In [2]:
import os
import sys
import pandas as pd
from sqlalchemy import create_engine
from sqlalchemy.exc import SQLAlchemyError
from dotenv import load_dotenv


# DB connection
try:
    load_dotenv()
    SQLUID = os.getenv("SQLUID")
    SQLPASSWORD = os.getenv("SQLPASSWORD")
    DRIVER = "ODBC Driver 18 for SQL Server"
    SQLSERVER = "localhost"
    SQLDB = "ContosoRetailDW"
    engine_stmt = f"mssql+pyodbc://{SQLUID}:{SQLPASSWORD}@{SQLSERVER}/{SQLDB}?TrustServerCertificate=yes&driver={DRIVER}"
    engine = create_engine(engine_stmt)
    print("DB connection established.")
except SQLAlchemyError as e:
    print("Error: DB connection failed!", e.__cause__, sep="\n")
    sys.exit()

DB connection established.


In [21]:
sql_query = "SELECT * FROM FactSales"
chunksize = 10000
connection = engine.connect().execution_options(stream_results=True, max_row_buffer=chunksize)
df = pd.read_sql(sql_query, connection, chunksize=chunksize)

Excerpted records

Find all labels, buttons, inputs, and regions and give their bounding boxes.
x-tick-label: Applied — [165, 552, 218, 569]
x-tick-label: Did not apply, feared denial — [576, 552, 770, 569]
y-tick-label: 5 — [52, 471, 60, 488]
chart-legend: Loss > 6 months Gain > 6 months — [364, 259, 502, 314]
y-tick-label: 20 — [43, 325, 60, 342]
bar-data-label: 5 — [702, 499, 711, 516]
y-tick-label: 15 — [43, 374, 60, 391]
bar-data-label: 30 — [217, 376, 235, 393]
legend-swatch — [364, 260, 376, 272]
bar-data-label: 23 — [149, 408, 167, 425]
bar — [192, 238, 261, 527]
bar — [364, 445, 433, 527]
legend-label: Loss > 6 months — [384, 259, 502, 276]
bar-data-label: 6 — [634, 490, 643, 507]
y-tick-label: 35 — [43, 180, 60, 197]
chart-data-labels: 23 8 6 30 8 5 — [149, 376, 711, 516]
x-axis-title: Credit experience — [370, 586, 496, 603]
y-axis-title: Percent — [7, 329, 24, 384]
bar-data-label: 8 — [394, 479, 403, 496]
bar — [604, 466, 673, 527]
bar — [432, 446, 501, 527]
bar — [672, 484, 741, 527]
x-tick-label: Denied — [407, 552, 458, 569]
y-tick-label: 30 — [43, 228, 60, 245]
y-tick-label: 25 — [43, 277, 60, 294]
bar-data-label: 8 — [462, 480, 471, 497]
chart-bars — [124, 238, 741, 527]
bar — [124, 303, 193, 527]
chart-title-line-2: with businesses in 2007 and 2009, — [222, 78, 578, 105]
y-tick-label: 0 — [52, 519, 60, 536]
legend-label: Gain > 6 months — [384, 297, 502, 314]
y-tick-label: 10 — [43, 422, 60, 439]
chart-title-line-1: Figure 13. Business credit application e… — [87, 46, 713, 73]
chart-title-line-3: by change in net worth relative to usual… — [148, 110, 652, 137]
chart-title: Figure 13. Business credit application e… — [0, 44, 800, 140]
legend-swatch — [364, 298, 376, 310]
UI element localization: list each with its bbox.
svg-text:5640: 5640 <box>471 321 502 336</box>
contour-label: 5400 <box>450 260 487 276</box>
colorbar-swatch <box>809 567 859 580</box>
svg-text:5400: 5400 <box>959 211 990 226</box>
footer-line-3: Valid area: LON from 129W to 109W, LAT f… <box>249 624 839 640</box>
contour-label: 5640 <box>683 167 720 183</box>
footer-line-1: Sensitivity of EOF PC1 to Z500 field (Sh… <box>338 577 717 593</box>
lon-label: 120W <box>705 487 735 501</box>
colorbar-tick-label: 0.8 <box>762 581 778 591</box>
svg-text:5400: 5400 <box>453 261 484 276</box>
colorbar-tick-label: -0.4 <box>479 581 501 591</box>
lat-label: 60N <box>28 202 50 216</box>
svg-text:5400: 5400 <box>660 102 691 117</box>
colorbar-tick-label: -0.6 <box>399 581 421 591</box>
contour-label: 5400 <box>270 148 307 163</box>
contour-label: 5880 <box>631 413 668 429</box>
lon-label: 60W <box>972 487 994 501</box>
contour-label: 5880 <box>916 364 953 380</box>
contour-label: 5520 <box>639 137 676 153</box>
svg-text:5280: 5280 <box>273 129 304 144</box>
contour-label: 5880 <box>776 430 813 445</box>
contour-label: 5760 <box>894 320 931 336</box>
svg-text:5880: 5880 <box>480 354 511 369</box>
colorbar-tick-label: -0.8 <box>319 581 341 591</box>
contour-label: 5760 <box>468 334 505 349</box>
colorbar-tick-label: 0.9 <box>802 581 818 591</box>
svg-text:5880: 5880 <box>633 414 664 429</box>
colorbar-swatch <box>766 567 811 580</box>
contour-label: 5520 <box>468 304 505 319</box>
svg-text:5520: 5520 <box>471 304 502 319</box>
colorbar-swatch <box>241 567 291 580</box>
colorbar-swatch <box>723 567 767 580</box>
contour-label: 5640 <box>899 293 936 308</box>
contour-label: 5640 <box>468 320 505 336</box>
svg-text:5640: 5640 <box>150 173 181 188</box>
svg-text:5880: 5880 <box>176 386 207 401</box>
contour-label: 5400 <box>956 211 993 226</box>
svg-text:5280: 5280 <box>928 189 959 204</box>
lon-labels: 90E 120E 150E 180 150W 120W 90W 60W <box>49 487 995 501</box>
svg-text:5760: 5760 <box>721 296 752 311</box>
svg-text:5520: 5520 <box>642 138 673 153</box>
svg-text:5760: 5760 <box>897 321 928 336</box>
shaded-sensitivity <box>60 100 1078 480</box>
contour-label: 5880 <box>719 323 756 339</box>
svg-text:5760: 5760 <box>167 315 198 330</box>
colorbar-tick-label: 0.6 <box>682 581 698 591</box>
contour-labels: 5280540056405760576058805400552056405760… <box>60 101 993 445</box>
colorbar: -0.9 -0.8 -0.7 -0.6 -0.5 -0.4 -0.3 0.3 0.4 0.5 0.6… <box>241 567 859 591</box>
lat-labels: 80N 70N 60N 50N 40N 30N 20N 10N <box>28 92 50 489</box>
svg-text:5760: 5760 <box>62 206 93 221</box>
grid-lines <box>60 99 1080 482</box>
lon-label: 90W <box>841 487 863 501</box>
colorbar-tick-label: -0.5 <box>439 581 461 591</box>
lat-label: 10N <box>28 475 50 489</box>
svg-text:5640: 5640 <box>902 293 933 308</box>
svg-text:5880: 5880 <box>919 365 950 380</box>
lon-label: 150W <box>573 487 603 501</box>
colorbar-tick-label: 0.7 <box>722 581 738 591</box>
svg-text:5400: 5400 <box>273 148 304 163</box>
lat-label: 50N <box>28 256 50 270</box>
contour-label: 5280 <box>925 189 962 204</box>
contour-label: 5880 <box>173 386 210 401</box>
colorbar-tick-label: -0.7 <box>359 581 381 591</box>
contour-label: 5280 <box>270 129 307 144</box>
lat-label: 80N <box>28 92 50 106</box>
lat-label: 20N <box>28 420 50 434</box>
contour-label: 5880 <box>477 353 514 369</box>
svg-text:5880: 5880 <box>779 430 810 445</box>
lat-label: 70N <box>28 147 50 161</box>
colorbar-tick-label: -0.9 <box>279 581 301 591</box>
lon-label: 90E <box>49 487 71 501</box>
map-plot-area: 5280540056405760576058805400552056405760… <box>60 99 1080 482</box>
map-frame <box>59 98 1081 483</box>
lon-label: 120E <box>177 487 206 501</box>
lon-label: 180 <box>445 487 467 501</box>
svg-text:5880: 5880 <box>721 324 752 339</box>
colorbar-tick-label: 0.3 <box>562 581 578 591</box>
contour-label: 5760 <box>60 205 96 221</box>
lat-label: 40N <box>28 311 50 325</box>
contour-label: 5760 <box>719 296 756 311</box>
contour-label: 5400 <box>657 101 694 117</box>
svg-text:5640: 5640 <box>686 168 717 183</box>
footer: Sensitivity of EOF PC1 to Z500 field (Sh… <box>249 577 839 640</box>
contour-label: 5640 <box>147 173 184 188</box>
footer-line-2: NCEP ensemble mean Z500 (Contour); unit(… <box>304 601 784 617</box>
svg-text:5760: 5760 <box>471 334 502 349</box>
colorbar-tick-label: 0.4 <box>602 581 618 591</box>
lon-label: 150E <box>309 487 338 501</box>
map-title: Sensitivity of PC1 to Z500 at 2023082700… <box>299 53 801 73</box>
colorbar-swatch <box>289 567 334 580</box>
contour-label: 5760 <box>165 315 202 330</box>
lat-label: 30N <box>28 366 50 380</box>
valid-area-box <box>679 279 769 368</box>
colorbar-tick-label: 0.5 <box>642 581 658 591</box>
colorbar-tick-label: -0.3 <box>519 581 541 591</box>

Apply what you read
**A)** In the SQL Server notebook code, how would you translate the printed line "DB connection established." into Spanish?
**B)** Proceed with the SQL Server notebook code: pick it up after the `pd.read_sql` call that reads FactSales in chunks.

Numbered responses
**A)** Conexión a la base de datos establecida.

**B)**
categories = ["ProductKey", "SalesAmount"]
output = pd.DataFrame()
for chunk in df:
    df_cat = chunk[categories]
    summary = df_cat.groupby(["ProductKey"])["SalesAmount"].sum().reset_index()
    output = pd.concat([output, summary], ignore_index=True)

In [23]:
total_summary = output.groupby(["ProductKey"])["SalesAmount"].sum().reset_index()
total_summary

Unnamed: 0,ProductKey,SalesAmount
0,1,2.551357e+05
1,2,2.441620e+05
2,3,2.857652e+05
3,4,4.104208e+05
4,5,4.166276e+05
...,...,...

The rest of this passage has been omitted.